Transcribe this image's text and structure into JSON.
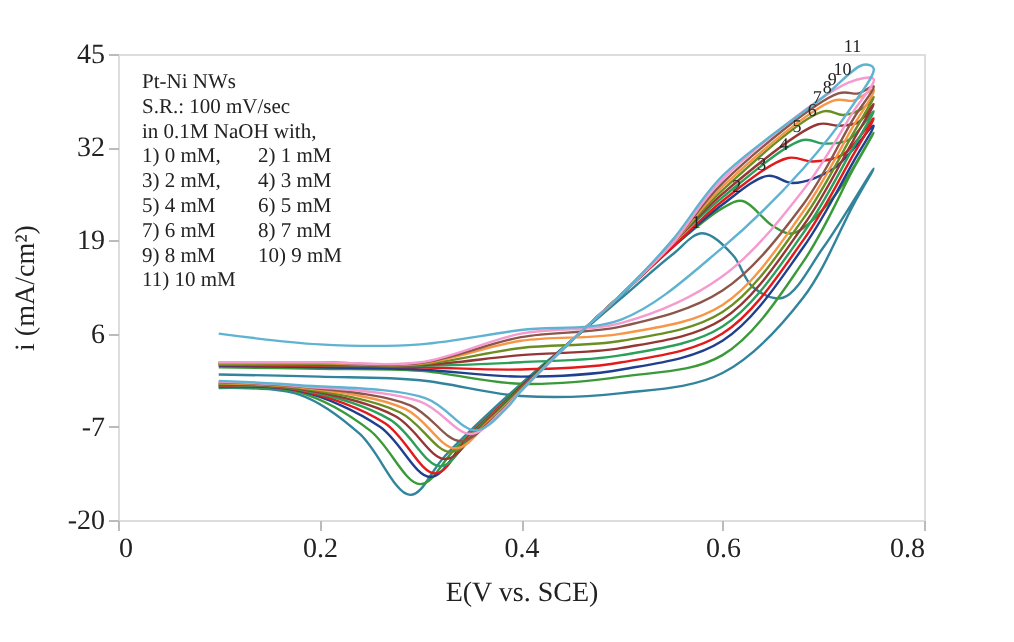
{
  "chart_data": {
    "type": "line",
    "xlabel": "E(V vs. SCE)",
    "ylabel": "i (mA/cm²)",
    "xlim": [
      0,
      0.8
    ],
    "xticks": [
      0,
      0.2,
      0.4,
      0.6,
      0.8
    ],
    "ylim": [
      -20,
      45
    ],
    "yticks": [
      -20,
      -7,
      6,
      19,
      32,
      45
    ],
    "grid": false,
    "legend": false,
    "marker": "none",
    "line_style": "solid",
    "annotations": [
      "Pt-Ni NWs",
      "S.R.: 100 mV/sec",
      "in 0.1M NaOH with,",
      "1) 0 mM,",
      "2) 1 mM",
      "3) 2 mM,",
      "4) 3 mM",
      "5) 4 mM",
      "6) 5 mM",
      "7) 6 mM",
      "8) 7 mM",
      "9) 8 mM",
      "10) 9 mM",
      "11) 10 mM",
      {
        "text": "1",
        "x": 0.58,
        "y": 19.6
      },
      {
        "text": "2",
        "x": 0.62,
        "y": 24.6
      },
      {
        "text": "3",
        "x": 0.645,
        "y": 27.7
      },
      {
        "text": "4",
        "x": 0.667,
        "y": 30.5
      },
      {
        "text": "5",
        "x": 0.68,
        "y": 33
      },
      {
        "text": "6",
        "x": 0.695,
        "y": 35.2
      },
      {
        "text": "7",
        "x": 0.7,
        "y": 37
      },
      {
        "text": "8",
        "x": 0.71,
        "y": 38.5
      },
      {
        "text": "9",
        "x": 0.715,
        "y": 39.5
      },
      {
        "text": "10",
        "x": 0.725,
        "y": 41
      },
      {
        "text": "11",
        "x": 0.735,
        "y": 44.2
      }
    ],
    "series": [
      {
        "color": "#31849b",
        "x": [
          0.1,
          0.18,
          0.24,
          0.29,
          0.325,
          0.4,
          0.45,
          0.5,
          0.55,
          0.58,
          0.61,
          0.63,
          0.66,
          0.7,
          0.75,
          0.73,
          0.68,
          0.6,
          0.5,
          0.4,
          0.3,
          0.2,
          0.1
        ],
        "values": [
          -1.6,
          -2.5,
          -8,
          -16.5,
          -11,
          -1,
          5,
          11,
          17,
          20,
          17,
          12.5,
          11,
          18,
          29,
          24,
          11,
          0.5,
          -2.3,
          -2.7,
          -0.5,
          0,
          0.3
        ]
      },
      {
        "color": "#3a9a3a",
        "x": [
          0.1,
          0.18,
          0.25,
          0.3,
          0.335,
          0.4,
          0.45,
          0.5,
          0.55,
          0.6,
          0.62,
          0.65,
          0.67,
          0.71,
          0.75,
          0.73,
          0.68,
          0.6,
          0.5,
          0.4,
          0.3,
          0.2,
          0.1
        ],
        "values": [
          -1.5,
          -2.2,
          -7.5,
          -15,
          -10,
          -1.3,
          5,
          11.5,
          18,
          23.5,
          24.5,
          21,
          20,
          25,
          34,
          29,
          16,
          3,
          0,
          -1,
          0.8,
          1.1,
          1.3
        ]
      },
      {
        "color": "#1f3f8f",
        "x": [
          0.1,
          0.18,
          0.26,
          0.31,
          0.345,
          0.4,
          0.45,
          0.5,
          0.55,
          0.6,
          0.645,
          0.67,
          0.71,
          0.75,
          0.73,
          0.68,
          0.6,
          0.5,
          0.4,
          0.3,
          0.2,
          0.1
        ],
        "values": [
          -1.4,
          -2,
          -7,
          -14,
          -9,
          -1.4,
          5,
          11.5,
          18,
          24,
          28,
          27,
          29,
          35,
          30,
          18,
          5,
          1,
          0,
          1,
          1.3,
          1.5
        ]
      },
      {
        "color": "#e31a1c",
        "x": [
          0.1,
          0.18,
          0.265,
          0.315,
          0.35,
          0.4,
          0.45,
          0.5,
          0.55,
          0.6,
          0.665,
          0.69,
          0.72,
          0.75,
          0.73,
          0.68,
          0.6,
          0.5,
          0.4,
          0.3,
          0.2,
          0.1
        ],
        "values": [
          -1.3,
          -1.9,
          -6.5,
          -13.5,
          -8,
          -1.5,
          5,
          11.5,
          18,
          24.5,
          30.5,
          30,
          31,
          36,
          31,
          19,
          6,
          2,
          1,
          1.3,
          1.5,
          1.6
        ]
      },
      {
        "color": "#2ca05a",
        "x": [
          0.1,
          0.18,
          0.27,
          0.32,
          0.355,
          0.4,
          0.45,
          0.5,
          0.55,
          0.6,
          0.68,
          0.7,
          0.725,
          0.75,
          0.73,
          0.68,
          0.6,
          0.5,
          0.4,
          0.3,
          0.2,
          0.1
        ],
        "values": [
          -1.2,
          -1.8,
          -6,
          -12.5,
          -7.5,
          -1.6,
          5,
          11.5,
          18.5,
          25,
          33,
          32.5,
          33,
          37,
          32,
          20,
          7,
          3,
          2,
          1.5,
          1.6,
          1.7
        ]
      },
      {
        "color": "#953735",
        "x": [
          0.1,
          0.18,
          0.275,
          0.325,
          0.36,
          0.4,
          0.45,
          0.5,
          0.55,
          0.6,
          0.695,
          0.715,
          0.735,
          0.75,
          0.73,
          0.68,
          0.6,
          0.5,
          0.4,
          0.3,
          0.2,
          0.1
        ],
        "values": [
          -1.1,
          -1.7,
          -5.5,
          -11.5,
          -7,
          -1.7,
          5,
          11.5,
          18.5,
          25.5,
          35.2,
          35,
          35.5,
          38,
          33,
          21,
          8,
          4,
          3,
          1.6,
          1.7,
          1.8
        ]
      },
      {
        "color": "#6b8e23",
        "x": [
          0.1,
          0.18,
          0.28,
          0.33,
          0.365,
          0.4,
          0.45,
          0.5,
          0.55,
          0.6,
          0.7,
          0.72,
          0.74,
          0.75,
          0.73,
          0.68,
          0.6,
          0.5,
          0.4,
          0.3,
          0.2,
          0.1
        ],
        "values": [
          -1,
          -1.6,
          -5,
          -10.5,
          -6.5,
          -1.8,
          5,
          11.5,
          18.5,
          26,
          37,
          36.5,
          37.5,
          39,
          34,
          22,
          9,
          5,
          4,
          1.7,
          1.8,
          1.8
        ]
      },
      {
        "color": "#f79646",
        "x": [
          0.1,
          0.18,
          0.285,
          0.335,
          0.37,
          0.4,
          0.45,
          0.5,
          0.55,
          0.6,
          0.71,
          0.73,
          0.75,
          0.73,
          0.68,
          0.6,
          0.5,
          0.4,
          0.3,
          0.2,
          0.1
        ],
        "values": [
          -0.9,
          -1.5,
          -4.5,
          -10,
          -6,
          -1.9,
          5,
          11.5,
          18.5,
          26.5,
          38.5,
          38.5,
          40,
          35,
          23,
          10,
          6,
          5,
          1.8,
          1.9,
          1.9
        ]
      },
      {
        "color": "#8c564b",
        "x": [
          0.1,
          0.18,
          0.29,
          0.34,
          0.375,
          0.4,
          0.45,
          0.5,
          0.55,
          0.6,
          0.715,
          0.735,
          0.75,
          0.73,
          0.68,
          0.6,
          0.5,
          0.4,
          0.3,
          0.2,
          0.1
        ],
        "values": [
          -0.8,
          -1.4,
          -4,
          -9,
          -5.5,
          -2,
          5,
          11.5,
          18.5,
          27,
          39.5,
          39.5,
          40.5,
          36,
          24,
          12,
          7,
          5.5,
          1.9,
          2,
          2
        ]
      },
      {
        "color": "#f59bd0",
        "x": [
          0.1,
          0.18,
          0.3,
          0.35,
          0.38,
          0.4,
          0.45,
          0.5,
          0.55,
          0.6,
          0.725,
          0.75,
          0.73,
          0.68,
          0.6,
          0.5,
          0.4,
          0.3,
          0.2,
          0.1
        ],
        "values": [
          -0.7,
          -1.3,
          -3.5,
          -8,
          -5,
          -2,
          5,
          11.5,
          18.5,
          27.5,
          41,
          41.5,
          37,
          26,
          14,
          7.5,
          6,
          2,
          2,
          2
        ]
      },
      {
        "color": "#5fb3d0",
        "x": [
          0.1,
          0.18,
          0.305,
          0.355,
          0.385,
          0.4,
          0.45,
          0.5,
          0.55,
          0.6,
          0.7,
          0.74,
          0.75,
          0.73,
          0.68,
          0.6,
          0.5,
          0.4,
          0.3,
          0.2,
          0.1
        ],
        "values": [
          -0.6,
          -1.2,
          -3,
          -7.5,
          -4.5,
          -2,
          5,
          11.5,
          19,
          28,
          39,
          43.5,
          43,
          38,
          29,
          18,
          8,
          6.5,
          4.5,
          4.5,
          6
        ]
      }
    ]
  }
}
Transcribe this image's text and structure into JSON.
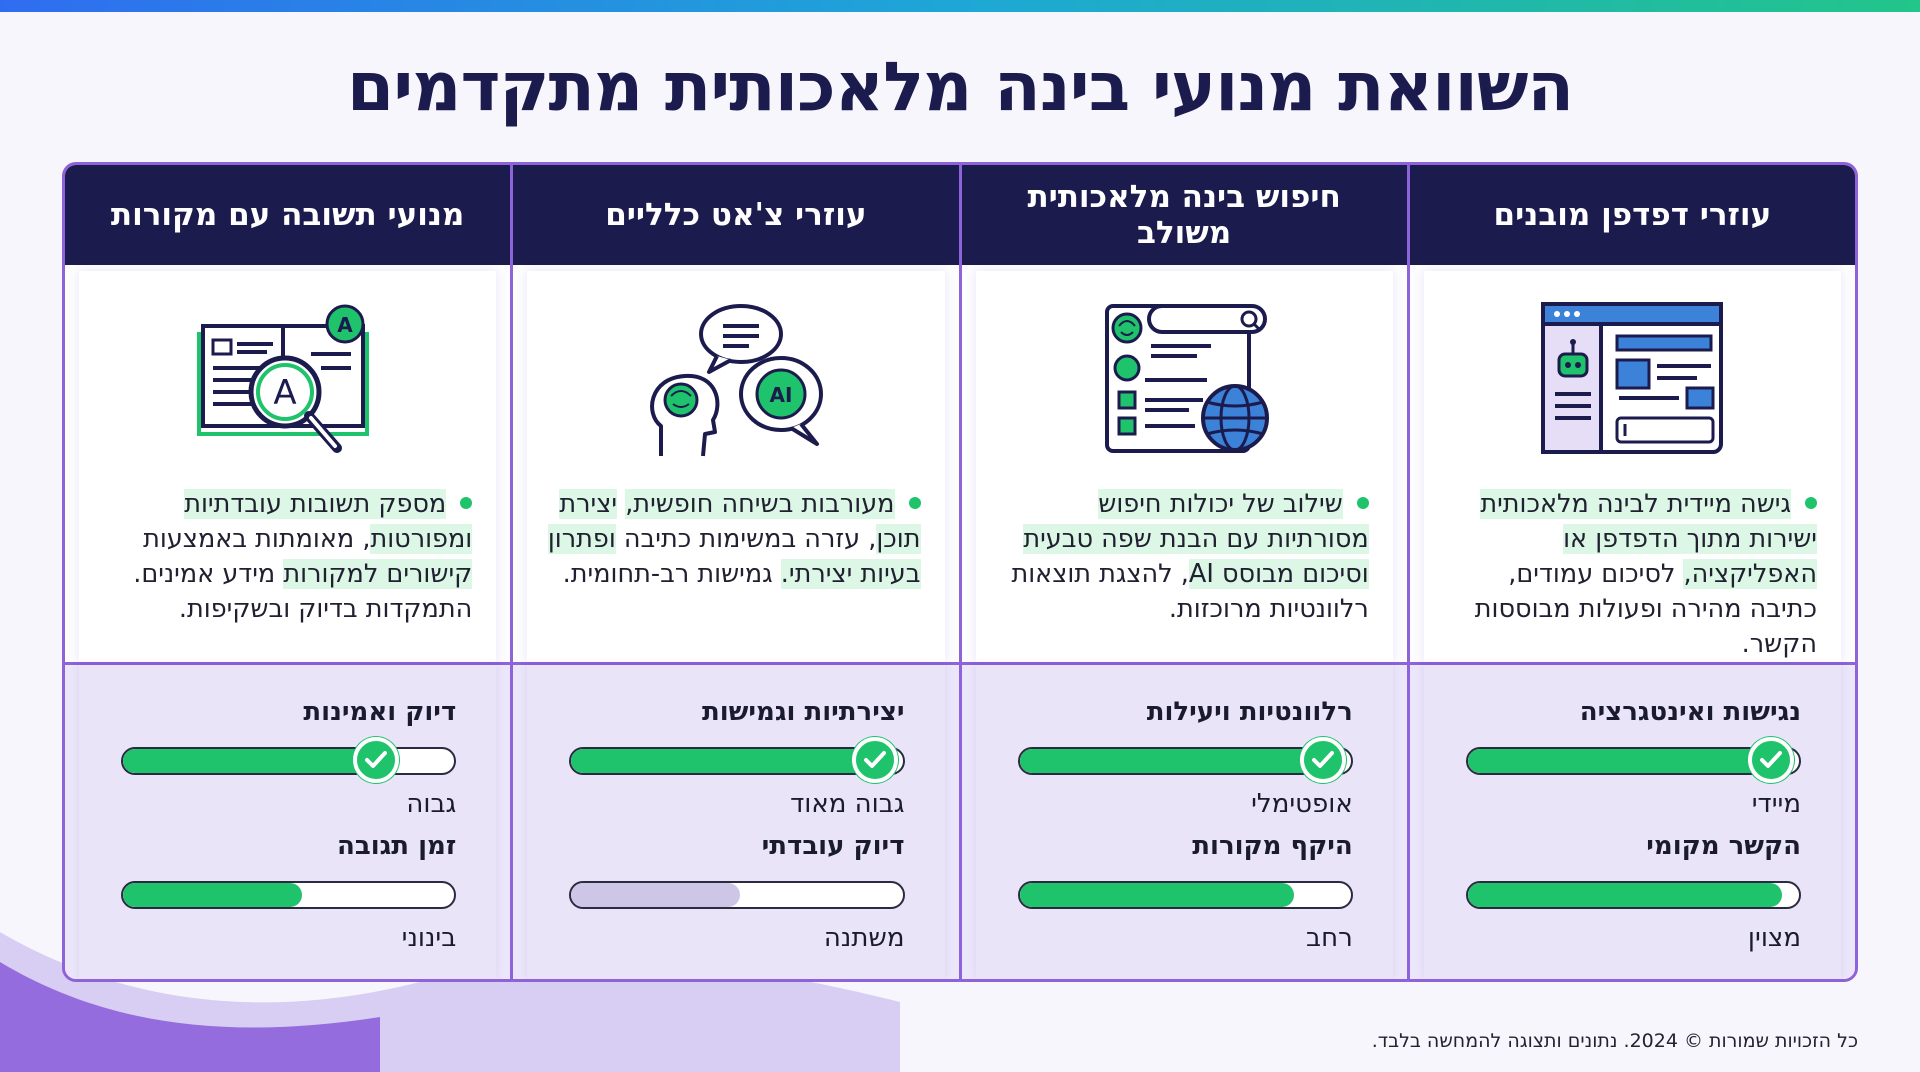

TASK OBJECTIVE: Read through the lines above and collect those that contain the string "color".

EXERCISE SOLUTION:
        "color": "#31849b",
        "color": "#3a9a3a",
        "color": "#1f3f8f",
        "color": "#e31a1c",
        "color": "#2ca05a",
        "color": "#953735",
        "color": "#6b8e23",
        "color": "#f79646",
        "color": "#8c564b",
        "color": "#f59bd0",
        "color": "#5fb3d0",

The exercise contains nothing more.